The exercise >>
Using the listing below, please gather every line containing the word "Coordinate".

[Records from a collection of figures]
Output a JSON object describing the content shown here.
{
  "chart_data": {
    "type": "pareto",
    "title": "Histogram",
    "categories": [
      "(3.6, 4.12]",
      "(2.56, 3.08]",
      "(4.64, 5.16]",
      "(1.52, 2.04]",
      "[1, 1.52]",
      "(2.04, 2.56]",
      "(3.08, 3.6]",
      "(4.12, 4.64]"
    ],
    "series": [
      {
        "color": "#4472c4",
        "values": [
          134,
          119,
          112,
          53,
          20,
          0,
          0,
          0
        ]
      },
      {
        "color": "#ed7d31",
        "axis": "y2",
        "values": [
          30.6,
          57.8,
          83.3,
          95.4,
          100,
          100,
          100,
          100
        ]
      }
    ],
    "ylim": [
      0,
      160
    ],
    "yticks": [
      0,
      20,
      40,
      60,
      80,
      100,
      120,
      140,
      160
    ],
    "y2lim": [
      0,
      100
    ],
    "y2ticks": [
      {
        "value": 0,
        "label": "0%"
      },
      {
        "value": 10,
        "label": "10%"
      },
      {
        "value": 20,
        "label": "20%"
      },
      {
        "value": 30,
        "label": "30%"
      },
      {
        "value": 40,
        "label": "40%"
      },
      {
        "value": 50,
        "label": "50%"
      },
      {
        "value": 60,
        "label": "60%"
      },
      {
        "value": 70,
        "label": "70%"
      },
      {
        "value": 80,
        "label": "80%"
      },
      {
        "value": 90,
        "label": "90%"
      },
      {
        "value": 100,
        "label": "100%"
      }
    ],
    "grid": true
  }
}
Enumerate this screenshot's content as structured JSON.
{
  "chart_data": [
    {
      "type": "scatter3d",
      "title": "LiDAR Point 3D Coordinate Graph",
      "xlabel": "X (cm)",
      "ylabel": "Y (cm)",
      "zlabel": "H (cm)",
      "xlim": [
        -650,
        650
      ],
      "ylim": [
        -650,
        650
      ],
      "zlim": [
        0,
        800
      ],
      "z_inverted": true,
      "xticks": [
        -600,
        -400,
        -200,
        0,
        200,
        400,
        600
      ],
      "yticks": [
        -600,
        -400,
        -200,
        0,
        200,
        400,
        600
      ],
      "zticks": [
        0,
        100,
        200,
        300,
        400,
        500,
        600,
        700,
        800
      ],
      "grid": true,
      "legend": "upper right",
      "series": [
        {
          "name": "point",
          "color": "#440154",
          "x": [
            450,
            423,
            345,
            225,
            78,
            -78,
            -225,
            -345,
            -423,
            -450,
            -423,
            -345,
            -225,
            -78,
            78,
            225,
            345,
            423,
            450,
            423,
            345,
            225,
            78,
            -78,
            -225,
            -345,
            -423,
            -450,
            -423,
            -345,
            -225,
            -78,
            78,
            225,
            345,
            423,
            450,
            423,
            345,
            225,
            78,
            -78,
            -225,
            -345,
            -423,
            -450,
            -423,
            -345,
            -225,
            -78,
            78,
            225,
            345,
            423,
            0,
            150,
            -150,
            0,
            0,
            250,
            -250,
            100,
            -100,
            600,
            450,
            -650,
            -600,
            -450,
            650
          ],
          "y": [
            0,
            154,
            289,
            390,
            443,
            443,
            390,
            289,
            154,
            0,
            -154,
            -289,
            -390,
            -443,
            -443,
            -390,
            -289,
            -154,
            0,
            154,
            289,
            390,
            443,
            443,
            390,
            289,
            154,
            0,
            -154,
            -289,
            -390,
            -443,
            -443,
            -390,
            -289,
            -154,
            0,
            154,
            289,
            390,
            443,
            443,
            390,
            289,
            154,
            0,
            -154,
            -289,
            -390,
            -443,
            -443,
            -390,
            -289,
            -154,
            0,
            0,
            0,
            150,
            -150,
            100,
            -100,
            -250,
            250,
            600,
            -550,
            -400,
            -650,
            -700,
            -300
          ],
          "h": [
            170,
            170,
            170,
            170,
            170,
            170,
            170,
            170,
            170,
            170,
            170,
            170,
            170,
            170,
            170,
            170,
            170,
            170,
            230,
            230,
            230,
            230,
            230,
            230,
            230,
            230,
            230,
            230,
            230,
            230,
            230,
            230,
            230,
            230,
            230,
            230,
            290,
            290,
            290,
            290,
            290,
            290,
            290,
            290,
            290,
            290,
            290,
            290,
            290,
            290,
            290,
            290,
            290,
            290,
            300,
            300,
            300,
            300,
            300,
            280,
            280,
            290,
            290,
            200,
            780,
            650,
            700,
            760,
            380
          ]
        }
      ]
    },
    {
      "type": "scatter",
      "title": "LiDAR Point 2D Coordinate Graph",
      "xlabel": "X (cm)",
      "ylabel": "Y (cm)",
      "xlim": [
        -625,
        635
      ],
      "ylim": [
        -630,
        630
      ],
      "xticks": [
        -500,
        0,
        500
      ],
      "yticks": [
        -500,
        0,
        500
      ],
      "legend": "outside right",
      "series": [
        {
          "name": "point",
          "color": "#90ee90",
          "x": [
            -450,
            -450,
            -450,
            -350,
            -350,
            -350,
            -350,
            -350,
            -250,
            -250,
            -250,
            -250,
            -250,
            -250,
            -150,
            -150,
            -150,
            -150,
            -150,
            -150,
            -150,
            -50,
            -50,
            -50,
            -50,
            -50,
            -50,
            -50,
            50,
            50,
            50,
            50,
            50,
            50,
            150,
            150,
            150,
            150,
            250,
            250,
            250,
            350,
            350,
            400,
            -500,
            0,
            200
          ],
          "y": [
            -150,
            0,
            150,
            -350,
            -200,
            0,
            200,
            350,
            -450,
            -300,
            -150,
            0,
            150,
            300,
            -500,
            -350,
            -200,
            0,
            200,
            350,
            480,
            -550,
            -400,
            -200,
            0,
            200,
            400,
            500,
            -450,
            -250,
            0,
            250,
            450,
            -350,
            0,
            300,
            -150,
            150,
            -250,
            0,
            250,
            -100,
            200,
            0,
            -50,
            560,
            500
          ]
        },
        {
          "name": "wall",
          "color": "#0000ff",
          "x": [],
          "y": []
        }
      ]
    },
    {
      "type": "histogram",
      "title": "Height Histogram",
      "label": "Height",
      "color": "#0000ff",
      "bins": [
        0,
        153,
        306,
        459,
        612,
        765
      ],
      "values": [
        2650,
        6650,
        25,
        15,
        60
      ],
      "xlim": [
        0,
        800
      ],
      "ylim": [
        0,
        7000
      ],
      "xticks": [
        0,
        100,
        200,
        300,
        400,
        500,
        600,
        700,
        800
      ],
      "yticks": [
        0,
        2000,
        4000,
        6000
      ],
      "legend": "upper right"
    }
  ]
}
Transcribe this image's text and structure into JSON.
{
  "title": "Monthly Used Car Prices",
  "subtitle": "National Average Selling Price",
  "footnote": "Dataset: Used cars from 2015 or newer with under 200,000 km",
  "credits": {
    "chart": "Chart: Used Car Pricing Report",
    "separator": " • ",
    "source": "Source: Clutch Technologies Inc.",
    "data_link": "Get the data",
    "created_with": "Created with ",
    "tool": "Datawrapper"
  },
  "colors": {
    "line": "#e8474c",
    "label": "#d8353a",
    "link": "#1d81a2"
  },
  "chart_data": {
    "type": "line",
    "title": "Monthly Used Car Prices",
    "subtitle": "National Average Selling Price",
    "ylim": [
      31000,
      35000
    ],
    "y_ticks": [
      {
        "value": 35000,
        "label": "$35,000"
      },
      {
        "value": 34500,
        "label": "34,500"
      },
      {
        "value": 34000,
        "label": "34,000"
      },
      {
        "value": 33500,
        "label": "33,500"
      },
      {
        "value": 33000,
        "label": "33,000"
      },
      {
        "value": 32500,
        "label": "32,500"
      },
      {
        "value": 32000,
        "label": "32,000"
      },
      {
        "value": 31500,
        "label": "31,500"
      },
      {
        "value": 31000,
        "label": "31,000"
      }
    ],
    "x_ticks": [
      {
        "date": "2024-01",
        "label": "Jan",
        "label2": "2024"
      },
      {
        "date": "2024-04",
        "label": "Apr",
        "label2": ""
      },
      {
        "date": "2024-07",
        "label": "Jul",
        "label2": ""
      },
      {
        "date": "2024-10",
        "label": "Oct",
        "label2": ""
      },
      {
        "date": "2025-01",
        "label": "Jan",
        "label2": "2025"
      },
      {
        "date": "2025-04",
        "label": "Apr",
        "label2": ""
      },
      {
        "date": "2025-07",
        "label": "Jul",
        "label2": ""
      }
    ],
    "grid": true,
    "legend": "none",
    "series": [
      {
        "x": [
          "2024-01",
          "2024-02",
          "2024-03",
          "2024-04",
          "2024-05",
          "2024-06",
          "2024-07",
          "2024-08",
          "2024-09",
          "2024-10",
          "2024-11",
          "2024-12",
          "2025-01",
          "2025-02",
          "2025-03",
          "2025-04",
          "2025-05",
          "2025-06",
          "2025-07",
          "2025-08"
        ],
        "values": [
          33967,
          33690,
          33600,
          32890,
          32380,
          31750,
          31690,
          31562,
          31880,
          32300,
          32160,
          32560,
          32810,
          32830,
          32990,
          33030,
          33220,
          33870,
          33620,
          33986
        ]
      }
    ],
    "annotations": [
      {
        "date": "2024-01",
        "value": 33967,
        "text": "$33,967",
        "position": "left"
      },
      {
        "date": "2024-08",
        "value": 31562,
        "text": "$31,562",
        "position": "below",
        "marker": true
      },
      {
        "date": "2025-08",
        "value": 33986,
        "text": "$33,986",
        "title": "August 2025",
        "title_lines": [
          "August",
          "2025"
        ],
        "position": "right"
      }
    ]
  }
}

Exercise output >>
      "title": "LiDAR Point 3D Coordinate Graph",
      "title": "LiDAR Point 2D Coordinate Graph",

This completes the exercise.